#### DIRECTIVE:
Carry none of the pictures over; write out the complete data exactly.
== == ==
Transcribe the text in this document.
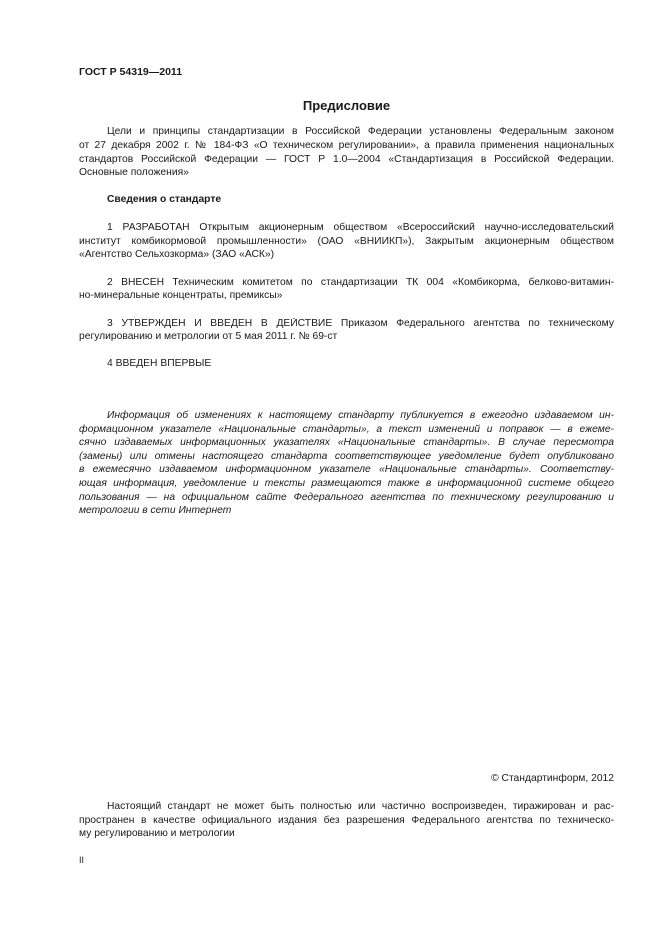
ГОСТ Р 54319—2011
Предисловие
Цели и принципы стандартизации в Российской Федерации установлены Федеральным законом
от 27 декабря 2002 г. № 184-ФЗ «О техническом регулировании», а правила применения национальных
стандартов Российской Федерации — ГОСТ Р 1.0—2004 «Стандартизация в Российской Федерации.
Основные положения»
Сведения о стандарте
1 РАЗРАБОТАН Открытым акционерным обществом «Всероссийский научно-исследовательский
институт комбикормовой промышленности» (ОАО «ВНИИКП»), Закрытым акционерным обществом
«Агентство Сельхозкорма» (ЗАО «АСК»)
2 ВНЕСЕН Техническим комитетом по стандартизации ТК 004 «Комбикорма, белково-витамин-
но-минеральные концентраты, премиксы»
3 УТВЕРЖДЕН И ВВЕДЕН В ДЕЙСТВИЕ Приказом Федерального агентства по техническому
регулированию и метрологии от 5 мая 2011 г. № 69-ст
4 ВВЕДЕН ВПЕРВЫЕ
Информация об изменениях к настоящему стандарту публикуется в ежегодно издаваемом ин-
формационном указателе «Национальные стандарты», а текст изменений и поправок — в ежеме-
сячно издаваемых информационных указателях «Национальные стандарты». В случае пересмотра
(замены) или отмены настоящего стандарта соответствующее уведомление будет опубликовано
в ежемесячно издаваемом информационном указателе «Национальные стандарты». Соответству-
ющая информация, уведомление и тексты размещаются также в информационной системе общего
пользования — на официальном сайте Федерального агентства по техническому регулированию и
метрологии в сети Интернет
© Стандартинформ, 2012
Настоящий стандарт не может быть полностью или частично воспроизведен, тиражирован и рас-
пространен в качестве официального издания без разрешения Федерального агентства по техническо-
му регулированию и метрологии
II
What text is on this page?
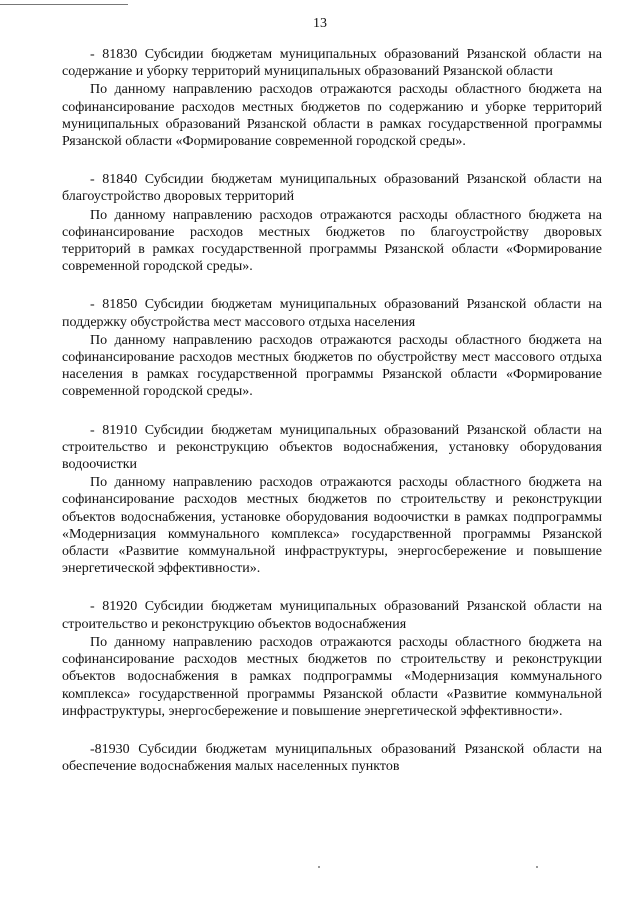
13

- 81830 Субсидии бюджетам муниципальных образований Рязанской области на содержание и уборку территорий муниципальных образований Рязанской области

По данному направлению расходов отражаются расходы областного бюджета на софинансирование расходов местных бюджетов по содержанию и уборке территорий муниципальных образований Рязанской области в рамках государственной программы Рязанской области «Формирование современной городской среды».

- 81840 Субсидии бюджетам муниципальных образований Рязанской области на благоустройство дворовых территорий

По данному направлению расходов отражаются расходы областного бюджета на софинансирование расходов местных бюджетов по благоустройству дворовых территорий в рамках государственной программы Рязанской области «Формирование современной городской среды».

- 81850 Субсидии бюджетам муниципальных образований Рязанской области на поддержку обустройства мест массового отдыха населения

По данному направлению расходов отражаются расходы областного бюджета на софинансирование расходов местных бюджетов по обустройству мест массового отдыха населения в рамках государственной программы Рязанской области «Формирование современной городской среды».

- 81910 Субсидии бюджетам муниципальных образований Рязанской области на строительство и реконструкцию объектов водоснабжения, установку оборудования водоочистки

По данному направлению расходов отражаются расходы областного бюджета на софинансирование расходов местных бюджетов по строительству и реконструкции объектов водоснабжения, установке оборудования водоочистки в рамках подпрограммы «Модернизация коммунального комплекса» государственной программы Рязанской области «Развитие коммунальной инфраструктуры, энергосбережение и повышение энергетической эффективности».

- 81920 Субсидии бюджетам муниципальных образований Рязанской области на строительство и реконструкцию объектов водоснабжения

По данному направлению расходов отражаются расходы областного бюджета на софинансирование расходов местных бюджетов по строительству и реконструкции объектов водоснабжения в рамках подпрограммы «Модернизация коммунального комплекса» государственной программы Рязанской области «Развитие коммунальной инфраструктуры, энергосбережение и повышение энергетической эффективности».

-81930 Субсидии бюджетам муниципальных образований Рязанской области на обеспечение водоснабжения малых населенных пунктов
== == ==
#### WRITTEN ANSWER:
Transcribe the text in this document.
ГОСТ Р 54319—2011
Предисловие
Цели и принципы стандартизации в Российской Федерации установлены Федеральным законом
от 27 декабря 2002 г. № 184-ФЗ «О техническом регулировании», а правила применения национальных
стандартов Российской Федерации — ГОСТ Р 1.0—2004 «Стандартизация в Российской Федерации.
Основные положения»
Сведения о стандарте
1 РАЗРАБОТАН Открытым акционерным обществом «Всероссийский научно-исследовательский
институт комбикормовой промышленности» (ОАО «ВНИИКП»), Закрытым акционерным обществом
«Агентство Сельхозкорма» (ЗАО «АСК»)
2 ВНЕСЕН Техническим комитетом по стандартизации ТК 004 «Комбикорма, белково-витамин-
но-минеральные концентраты, премиксы»
3 УТВЕРЖДЕН И ВВЕДЕН В ДЕЙСТВИЕ Приказом Федерального агентства по техническому
регулированию и метрологии от 5 мая 2011 г. № 69-ст
4 ВВЕДЕН ВПЕРВЫЕ
Информация об изменениях к настоящему стандарту публикуется в ежегодно издаваемом ин-
формационном указателе «Национальные стандарты», а текст изменений и поправок — в ежеме-
сячно издаваемых информационных указателях «Национальные стандарты». В случае пересмотра
(замены) или отмены настоящего стандарта соответствующее уведомление будет опубликовано
в ежемесячно издаваемом информационном указателе «Национальные стандарты». Соответству-
ющая информация, уведомление и тексты размещаются также в информационной системе общего
пользования — на официальном сайте Федерального агентства по техническому регулированию и
метрологии в сети Интернет
© Стандартинформ, 2012
Настоящий стандарт не может быть полностью или частично воспроизведен, тиражирован и рас-
пространен в качестве официального издания без разрешения Федерального агентства по техническо-
му регулированию и метрологии
II
What text is on this page?
13

- 81830 Субсидии бюджетам муниципальных образований Рязанской области на содержание и уборку территорий муниципальных образований Рязанской области

По данному направлению расходов отражаются расходы областного бюджета на софинансирование расходов местных бюджетов по содержанию и уборке территорий муниципальных образований Рязанской области в рамках государственной программы Рязанской области «Формирование современной городской среды».

- 81840 Субсидии бюджетам муниципальных образований Рязанской области на благоустройство дворовых территорий

По данному направлению расходов отражаются расходы областного бюджета на софинансирование расходов местных бюджетов по благоустройству дворовых территорий в рамках государственной программы Рязанской области «Формирование современной городской среды».

- 81850 Субсидии бюджетам муниципальных образований Рязанской области на поддержку обустройства мест массового отдыха населения

По данному направлению расходов отражаются расходы областного бюджета на софинансирование расходов местных бюджетов по обустройству мест массового отдыха населения в рамках государственной программы Рязанской области «Формирование современной городской среды».

- 81910 Субсидии бюджетам муниципальных образований Рязанской области на строительство и реконструкцию объектов водоснабжения, установку оборудования водоочистки

По данному направлению расходов отражаются расходы областного бюджета на софинансирование расходов местных бюджетов по строительству и реконструкции объектов водоснабжения, установке оборудования водоочистки в рамках подпрограммы «Модернизация коммунального комплекса» государственной программы Рязанской области «Развитие коммунальной инфраструктуры, энергосбережение и повышение энергетической эффективности».

- 81920 Субсидии бюджетам муниципальных образований Рязанской области на строительство и реконструкцию объектов водоснабжения

По данному направлению расходов отражаются расходы областного бюджета на софинансирование расходов местных бюджетов по строительству и реконструкции объектов водоснабжения в рамках подпрограммы «Модернизация коммунального комплекса» государственной программы Рязанской области «Развитие коммунальной инфраструктуры, энергосбережение и повышение энергетической эффективности».

-81930 Субсидии бюджетам муниципальных образований Рязанской области на обеспечение водоснабжения малых населенных пунктов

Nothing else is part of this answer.